BEGIN DATA ROWS
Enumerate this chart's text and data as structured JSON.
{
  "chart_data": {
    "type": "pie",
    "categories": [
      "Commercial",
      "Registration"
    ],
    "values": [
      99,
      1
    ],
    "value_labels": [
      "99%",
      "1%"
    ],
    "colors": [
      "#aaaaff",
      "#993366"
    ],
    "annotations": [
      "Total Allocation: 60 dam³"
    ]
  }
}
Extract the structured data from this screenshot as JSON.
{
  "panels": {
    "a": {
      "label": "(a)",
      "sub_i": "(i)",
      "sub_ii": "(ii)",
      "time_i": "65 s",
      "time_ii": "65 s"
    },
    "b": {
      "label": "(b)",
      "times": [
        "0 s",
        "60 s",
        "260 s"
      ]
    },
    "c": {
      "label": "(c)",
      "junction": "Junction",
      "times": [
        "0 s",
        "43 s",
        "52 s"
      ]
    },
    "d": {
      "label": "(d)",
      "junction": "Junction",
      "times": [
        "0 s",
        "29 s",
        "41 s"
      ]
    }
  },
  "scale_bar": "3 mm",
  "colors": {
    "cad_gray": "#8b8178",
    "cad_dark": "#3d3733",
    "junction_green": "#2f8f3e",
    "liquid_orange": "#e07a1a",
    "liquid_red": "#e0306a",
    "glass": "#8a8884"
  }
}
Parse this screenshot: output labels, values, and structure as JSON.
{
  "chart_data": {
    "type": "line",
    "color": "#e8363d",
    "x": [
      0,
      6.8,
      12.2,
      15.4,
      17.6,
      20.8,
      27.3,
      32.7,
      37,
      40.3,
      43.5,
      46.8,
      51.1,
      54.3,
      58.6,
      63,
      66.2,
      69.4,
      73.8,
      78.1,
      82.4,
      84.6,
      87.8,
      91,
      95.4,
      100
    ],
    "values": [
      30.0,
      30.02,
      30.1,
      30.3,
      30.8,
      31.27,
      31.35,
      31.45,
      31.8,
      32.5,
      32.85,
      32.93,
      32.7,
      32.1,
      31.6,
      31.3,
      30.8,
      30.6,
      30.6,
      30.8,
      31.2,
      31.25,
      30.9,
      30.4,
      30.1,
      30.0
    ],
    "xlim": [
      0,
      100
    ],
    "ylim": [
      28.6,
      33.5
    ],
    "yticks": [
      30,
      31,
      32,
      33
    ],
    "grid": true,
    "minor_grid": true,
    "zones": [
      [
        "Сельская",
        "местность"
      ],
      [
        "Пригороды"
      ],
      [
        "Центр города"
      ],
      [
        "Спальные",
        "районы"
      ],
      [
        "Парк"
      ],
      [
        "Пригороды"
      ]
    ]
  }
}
END DATA ROWS
DIRECTIVE ▸ Reproduce the material precisely, including every line.

EXPECTED ANSWER ▸
Enumerate this chart's text and data as structured JSON.
{
  "chart_data": {
    "type": "pie",
    "categories": [
      "Commercial",
      "Registration"
    ],
    "values": [
      99,
      1
    ],
    "value_labels": [
      "99%",
      "1%"
    ],
    "colors": [
      "#aaaaff",
      "#993366"
    ],
    "annotations": [
      "Total Allocation: 60 dam³"
    ]
  }
}
Extract the structured data from this screenshot as JSON.
{
  "panels": {
    "a": {
      "label": "(a)",
      "sub_i": "(i)",
      "sub_ii": "(ii)",
      "time_i": "65 s",
      "time_ii": "65 s"
    },
    "b": {
      "label": "(b)",
      "times": [
        "0 s",
        "60 s",
        "260 s"
      ]
    },
    "c": {
      "label": "(c)",
      "junction": "Junction",
      "times": [
        "0 s",
        "43 s",
        "52 s"
      ]
    },
    "d": {
      "label": "(d)",
      "junction": "Junction",
      "times": [
        "0 s",
        "29 s",
        "41 s"
      ]
    }
  },
  "scale_bar": "3 mm",
  "colors": {
    "cad_gray": "#8b8178",
    "cad_dark": "#3d3733",
    "junction_green": "#2f8f3e",
    "liquid_orange": "#e07a1a",
    "liquid_red": "#e0306a",
    "glass": "#8a8884"
  }
}
Parse this screenshot: output labels, values, and structure as JSON.
{
  "chart_data": {
    "type": "line",
    "color": "#e8363d",
    "x": [
      0,
      6.8,
      12.2,
      15.4,
      17.6,
      20.8,
      27.3,
      32.7,
      37,
      40.3,
      43.5,
      46.8,
      51.1,
      54.3,
      58.6,
      63,
      66.2,
      69.4,
      73.8,
      78.1,
      82.4,
      84.6,
      87.8,
      91,
      95.4,
      100
    ],
    "values": [
      30.0,
      30.02,
      30.1,
      30.3,
      30.8,
      31.27,
      31.35,
      31.45,
      31.8,
      32.5,
      32.85,
      32.93,
      32.7,
      32.1,
      31.6,
      31.3,
      30.8,
      30.6,
      30.6,
      30.8,
      31.2,
      31.25,
      30.9,
      30.4,
      30.1,
      30.0
    ],
    "xlim": [
      0,
      100
    ],
    "ylim": [
      28.6,
      33.5
    ],
    "yticks": [
      30,
      31,
      32,
      33
    ],
    "grid": true,
    "minor_grid": true,
    "zones": [
      [
        "Сельская",
        "местность"
      ],
      [
        "Пригороды"
      ],
      [
        "Центр города"
      ],
      [
        "Спальные",
        "районы"
      ],
      [
        "Парк"
      ],
      [
        "Пригороды"
      ]
    ]
  }
}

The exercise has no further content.